Stored items
◆ ◆ ◆ ◆

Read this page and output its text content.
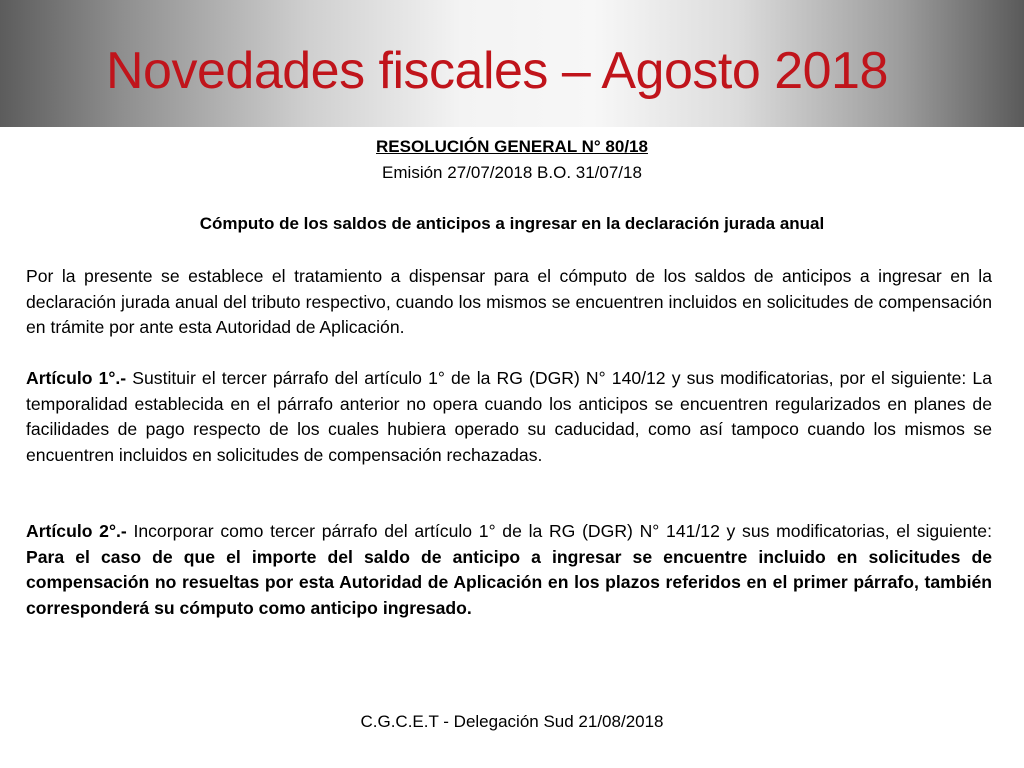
Novedades fiscales – Agosto 2018
RESOLUCIÓN GENERAL N° 80/18
Emisión 27/07/2018 B.O. 31/07/18
Cómputo de los saldos de anticipos a ingresar en la declaración jurada anual

Por la presente se establece el tratamiento a dispensar para el cómputo de los saldos de anticipos a ingresar en la declaración jurada anual del tributo respectivo, cuando los mismos se encuentren incluidos en solicitudes de compensación en trámite por ante esta Autoridad de Aplicación.

Artículo 1°.- Sustituir el tercer párrafo del artículo 1° de la RG (DGR) N° 140/12 y sus modificatorias, por el siguiente: La temporalidad establecida en el párrafo anterior no opera cuando los anticipos se encuentren regularizados en planes de facilidades de pago respecto de los cuales hubiera operado su caducidad, como así tampoco cuando los mismos se encuentren incluidos en solicitudes de compensación rechazadas.

Artículo 2°.- Incorporar como tercer párrafo del artículo 1° de la RG (DGR) N° 141/12 y sus modificatorias, el siguiente: Para el caso de que el importe del saldo de anticipo a ingresar se encuentre incluido en solicitudes de compensación no resueltas por esta Autoridad de Aplicación en los plazos referidos en el primer párrafo, también corresponderá su cómputo como anticipo ingresado.

C.G.C.E.T - Delegación Sud 21/08/2018
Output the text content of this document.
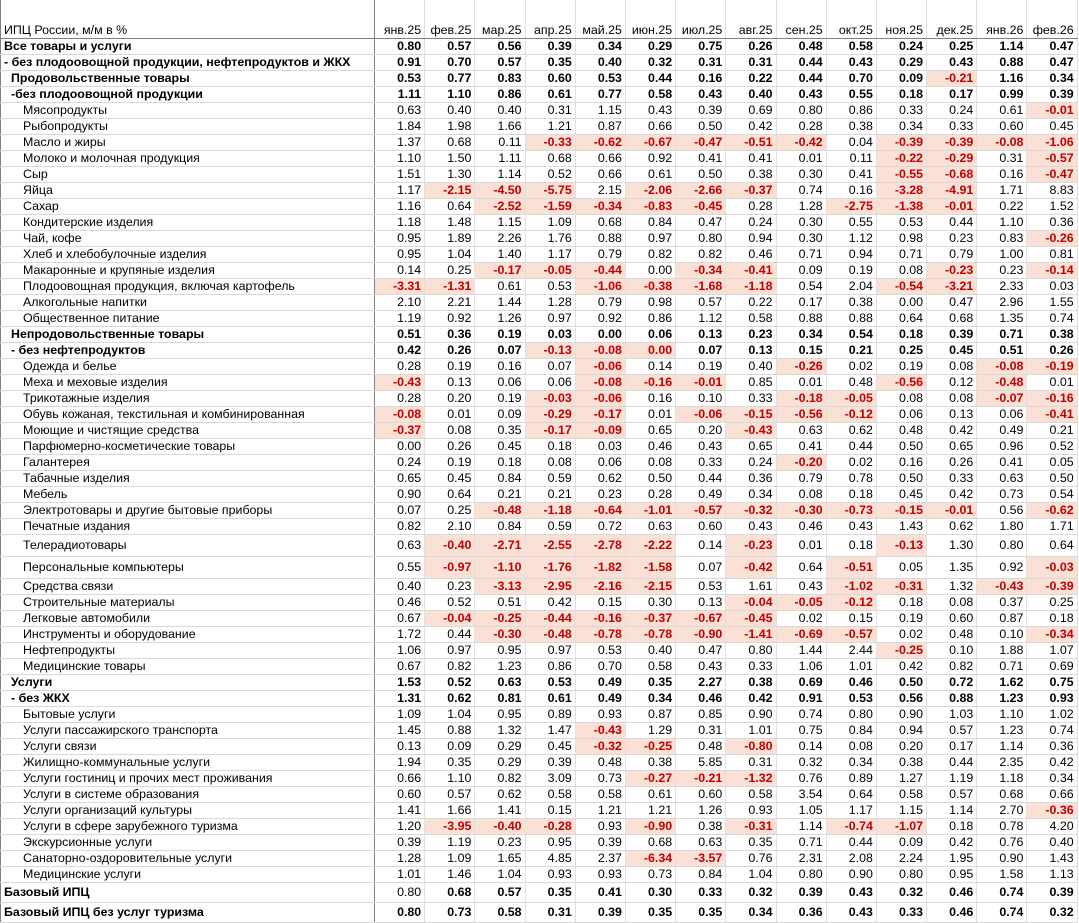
ИПЦ России, м/м в %	янв.25	фев.25	мар.25	апр.25	май.25	июн.25	июл.25	авг.25	сен.25	окт.25	ноя.25	дек.25	янв.26	фев.26
Все товары и услуги	0.80	0.57	0.56	0.39	0.34	0.29	0.75	0.26	0.48	0.58	0.24	0.25	1.14	0.47
- без плодоовощной продукции, нефтепродуктов и ЖКХ	0.91	0.70	0.57	0.35	0.40	0.32	0.31	0.31	0.44	0.43	0.29	0.43	0.88	0.47
Продовольственные товары	0.53	0.77	0.83	0.60	0.53	0.44	0.16	0.22	0.44	0.70	0.09	-0.21	1.16	0.34
-без плодоовощной продукции	1.11	1.10	0.86	0.61	0.77	0.58	0.43	0.40	0.43	0.55	0.18	0.17	0.99	0.39
Мясопродукты	0.63	0.40	0.40	0.31	1.15	0.43	0.39	0.69	0.80	0.86	0.33	0.24	0.61	-0.01
Рыбопродукты	1.84	1.98	1.66	1.21	0.87	0.66	0.50	0.42	0.28	0.38	0.34	0.33	0.60	0.45
Масло и жиры	1.37	0.68	0.11	-0.33	-0.62	-0.67	-0.47	-0.51	-0.42	0.04	-0.39	-0.39	-0.08	-1.06
Молоко и молочная продукция	1.10	1.50	1.11	0.68	0.66	0.92	0.41	0.41	0.01	0.11	-0.22	-0.29	0.31	-0.57
Сыр	1.51	1.30	1.14	0.52	0.66	0.61	0.50	0.38	0.30	0.41	-0.55	-0.68	0.16	-0.47
Яйца	1.17	-2.15	-4.50	-5.75	2.15	-2.06	-2.66	-0.37	0.74	0.16	-3.28	-4.91	1.71	8.83
Сахар	1.16	0.64	-2.52	-1.59	-0.34	-0.83	-0.45	0.28	1.28	-2.75	-1.38	-0.01	0.22	1.52
Кондитерские изделия	1.18	1.48	1.15	1.09	0.68	0.84	0.47	0.24	0.30	0.55	0.53	0.44	1.10	0.36
Чай, кофе	0.95	1.89	2.26	1.76	0.88	0.97	0.80	0.94	0.30	1.12	0.98	0.23	0.83	-0.26
Хлеб и хлебобулочные изделия	0.95	1.04	1.40	1.17	0.79	0.82	0.82	0.46	0.71	0.94	0.71	0.79	1.00	0.81
Макаронные и крупяные изделия	0.14	0.25	-0.17	-0.05	-0.44	0.00	-0.34	-0.41	0.09	0.19	0.08	-0.23	0.23	-0.14
Плодоовощная продукция, включая картофель	-3.31	-1.31	0.61	0.53	-1.06	-0.38	-1.68	-1.18	0.54	2.04	-0.54	-3.21	2.33	0.03
Алкогольные напитки	2.10	2.21	1.44	1.28	0.79	0.98	0.57	0.22	0.17	0.38	0.00	0.47	2.96	1.55
Общественное питание	1.19	0.92	1.26	0.97	0.92	0.86	1.12	0.58	0.88	0.88	0.64	0.68	1.35	0.74
Непродовольственные товары	0.51	0.36	0.19	0.03	0.00	0.06	0.13	0.23	0.34	0.54	0.18	0.39	0.71	0.38
- без нефтепродуктов	0.42	0.26	0.07	-0.13	-0.08	0.00	0.07	0.13	0.15	0.21	0.25	0.45	0.51	0.26
Одежда и белье	0.28	0.19	0.16	0.07	-0.06	0.14	0.19	0.40	-0.26	0.02	0.19	0.08	-0.08	-0.19
Меха и меховые изделия	-0.43	0.13	0.06	0.06	-0.08	-0.16	-0.01	0.85	0.01	0.48	-0.56	0.12	-0.48	0.01
Трикотажные изделия	0.28	0.20	0.19	-0.03	-0.06	0.16	0.10	0.33	-0.18	-0.05	0.08	0.08	-0.07	-0.16
Обувь кожаная, текстильная и комбинированная	-0.08	0.01	0.09	-0.29	-0.17	0.01	-0.06	-0.15	-0.56	-0.12	0.06	0.13	0.06	-0.41
Моющие и чистящие средства	-0.37	0.08	0.35	-0.17	-0.09	0.65	0.20	-0.43	0.63	0.62	0.48	0.42	0.49	0.21
Парфюмерно-косметические товары	0.00	0.26	0.45	0.18	0.03	0.46	0.43	0.65	0.41	0.44	0.50	0.65	0.96	0.52
Галантерея	0.24	0.19	0.18	0.08	0.06	0.08	0.33	0.24	-0.20	0.02	0.16	0.26	0.41	0.05
Табачные изделия	0.65	0.45	0.84	0.59	0.62	0.50	0.44	0.36	0.79	0.78	0.50	0.33	0.63	0.50
Мебель	0.90	0.64	0.21	0.21	0.23	0.28	0.49	0.34	0.08	0.18	0.45	0.42	0.73	0.54
Электротовары и другие бытовые приборы	0.07	0.25	-0.48	-1.18	-0.64	-1.01	-0.57	-0.32	-0.30	-0.73	-0.15	-0.01	0.56	-0.62
Печатные издания	0.82	2.10	0.84	0.59	0.72	0.63	0.60	0.43	0.46	0.43	1.43	0.62	1.80	1.71
Телерадиотовары	0.63	-0.40	-2.71	-2.55	-2.78	-2.22	0.14	-0.23	0.01	0.18	-0.13	1.30	0.80	0.64
Персональные компьютеры	0.55	-0.97	-1.10	-1.76	-1.82	-1.58	0.07	-0.42	0.64	-0.51	0.05	1.35	0.92	-0.03
Средства связи	0.40	0.23	-3.13	-2.95	-2.16	-2.15	0.53	1.61	0.43	-1.02	-0.31	1.32	-0.43	-0.39
Строительные материалы	0.46	0.52	0.51	0.42	0.15	0.30	0.13	-0.04	-0.05	-0.12	0.18	0.08	0.37	0.25
Легковые автомобили	0.67	-0.04	-0.25	-0.44	-0.16	-0.37	-0.67	-0.45	0.02	0.15	0.19	0.60	0.87	0.18
Инструменты и оборудование	1.72	0.44	-0.30	-0.48	-0.78	-0.78	-0.90	-1.41	-0.69	-0.57	0.02	0.48	0.10	-0.34
Нефтепродукты	1.06	0.97	0.95	0.97	0.53	0.40	0.47	0.80	1.44	2.44	-0.25	0.10	1.88	1.07
Медицинские товары	0.67	0.82	1.23	0.86	0.70	0.58	0.43	0.33	1.06	1.01	0.42	0.82	0.71	0.69
Услуги	1.53	0.52	0.63	0.53	0.49	0.35	2.27	0.38	0.69	0.46	0.50	0.72	1.62	0.75
- без ЖКХ	1.31	0.62	0.81	0.61	0.49	0.34	0.46	0.42	0.91	0.53	0.56	0.88	1.23	0.93
Бытовые услуги	1.09	1.04	0.95	0.89	0.93	0.87	0.85	0.90	0.74	0.80	0.90	1.03	1.10	1.02
Услуги пассажирского транспорта	1.45	0.88	1.32	1.47	-0.43	1.29	0.31	1.01	0.75	0.84	0.94	0.57	1.23	0.74
Услуги связи	0.13	0.09	0.29	0.45	-0.32	-0.25	0.48	-0.80	0.14	0.08	0.20	0.17	1.14	0.36
Жилищно-коммунальные услуги	1.94	0.35	0.29	0.39	0.48	0.38	5.85	0.31	0.32	0.34	0.38	0.44	2.35	0.42
Услуги гостиниц и прочих мест проживания	0.66	1.10	0.82	3.09	0.73	-0.27	-0.21	-1.32	0.76	0.89	1.27	1.19	1.18	0.34
Услуги в системе образования	0.60	0.57	0.62	0.58	0.58	0.61	0.60	0.58	3.54	0.64	0.58	0.57	0.68	0.66
Услуги организаций культуры	1.41	1.66	1.41	0.15	1.21	1.21	1.26	0.93	1.05	1.17	1.15	1.14	2.70	-0.36
Услуги в сфере зарубежного туризма	1.20	-3.95	-0.40	-0.28	0.93	-0.90	0.38	-0.31	1.14	-0.74	-1.07	0.18	0.78	4.20
Экскурсионные услуги	0.39	1.19	0.23	0.95	0.39	0.68	0.63	0.35	0.71	0.44	0.09	0.42	0.76	0.40
Санаторно-оздоровительные услуги	1.28	1.09	1.65	4.85	2.37	-6.34	-3.57	0.76	2.31	2.08	2.24	1.95	0.90	1.43
Медицинские услуги	1.01	1.46	1.04	0.93	0.93	0.73	0.84	1.04	0.80	0.90	0.80	0.95	1.58	1.13
Базовый ИПЦ	0.80	0.68	0.57	0.35	0.41	0.30	0.33	0.32	0.39	0.43	0.32	0.46	0.74	0.39
Базовый ИПЦ без услуг туризма	0.80	0.73	0.58	0.31	0.39	0.35	0.35	0.34	0.36	0.43	0.33	0.46	0.74	0.32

◆ ◆ ◆ ◆

WHAT YOU WILL DO: Go through the listing above and pull out each line containing the word "Aplicación".

WORKED SOLUTION:
Por la presente se establece el tratamiento a dispensar para el cómputo de los saldos de anticipos a ingresar en la declaración jurada anual del tributo respectivo, cuando los mismos se encuentren incluidos en solicitudes de compensación en trámite por ante esta Autoridad de Aplicación.
Artículo 2°.- Incorporar como tercer párrafo del artículo 1° de la RG (DGR) N° 141/12 y sus modificatorias, el siguiente: Para el caso de que el importe del saldo de anticipo a ingresar se encuentre incluido en solicitudes de compensación no resueltas por esta Autoridad de Aplicación en los plazos referidos en el primer párrafo, también corresponderá su cómputo como anticipo ingresado.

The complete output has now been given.